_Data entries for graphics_
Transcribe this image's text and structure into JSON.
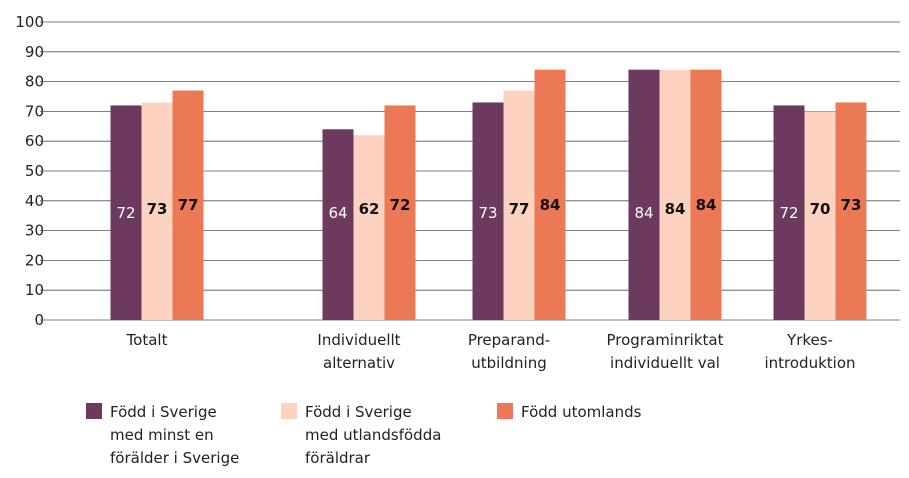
{
  "chart_data": {
    "type": "bar",
    "categories": [
      "Totalt",
      "Individuellt\nalternativ",
      "Preparand-\nutbildning",
      "Programinriktat\nindividuellt val",
      "Yrkes-\nintroduktion"
    ],
    "series": [
      {
        "name": "Född i Sverige\nmed minst en\nförälder i Sverige",
        "color": "#6b3a5e",
        "values": [
          72,
          64,
          73,
          84,
          72
        ]
      },
      {
        "name": "Född i Sverige\nmed utlandsfödda\nföräldrar",
        "color": "#fbd3c0",
        "values": [
          73,
          62,
          77,
          84,
          70
        ]
      },
      {
        "name": "Född utomlands",
        "color": "#eb7955",
        "values": [
          77,
          72,
          84,
          84,
          73
        ]
      }
    ],
    "ylim": [
      0,
      100
    ],
    "yticks": [
      0,
      10,
      20,
      30,
      40,
      50,
      60,
      70,
      80,
      90,
      100
    ],
    "grid": true
  }
}
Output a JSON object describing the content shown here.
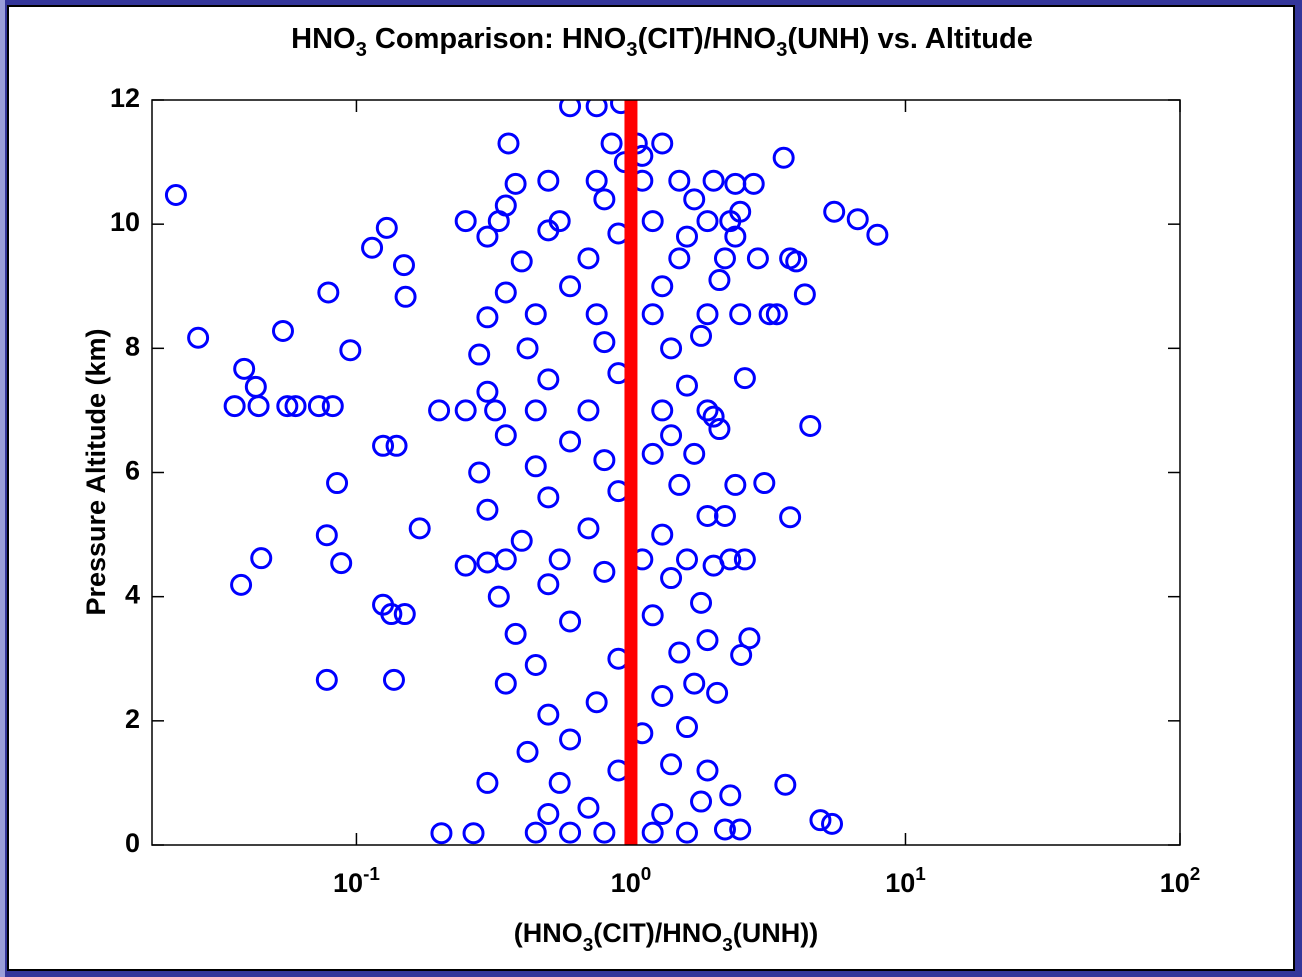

_EXERCISE AIM_
Show all lines from the records above where the word "Sverige" occurs.

_SOLUTION TO THIS TASK_
        "name": "Född i Sverige\nmed minst en\nförälder i Sverige",
        "name": "Född i Sverige\nmed utlandsfödda\nföräldrar",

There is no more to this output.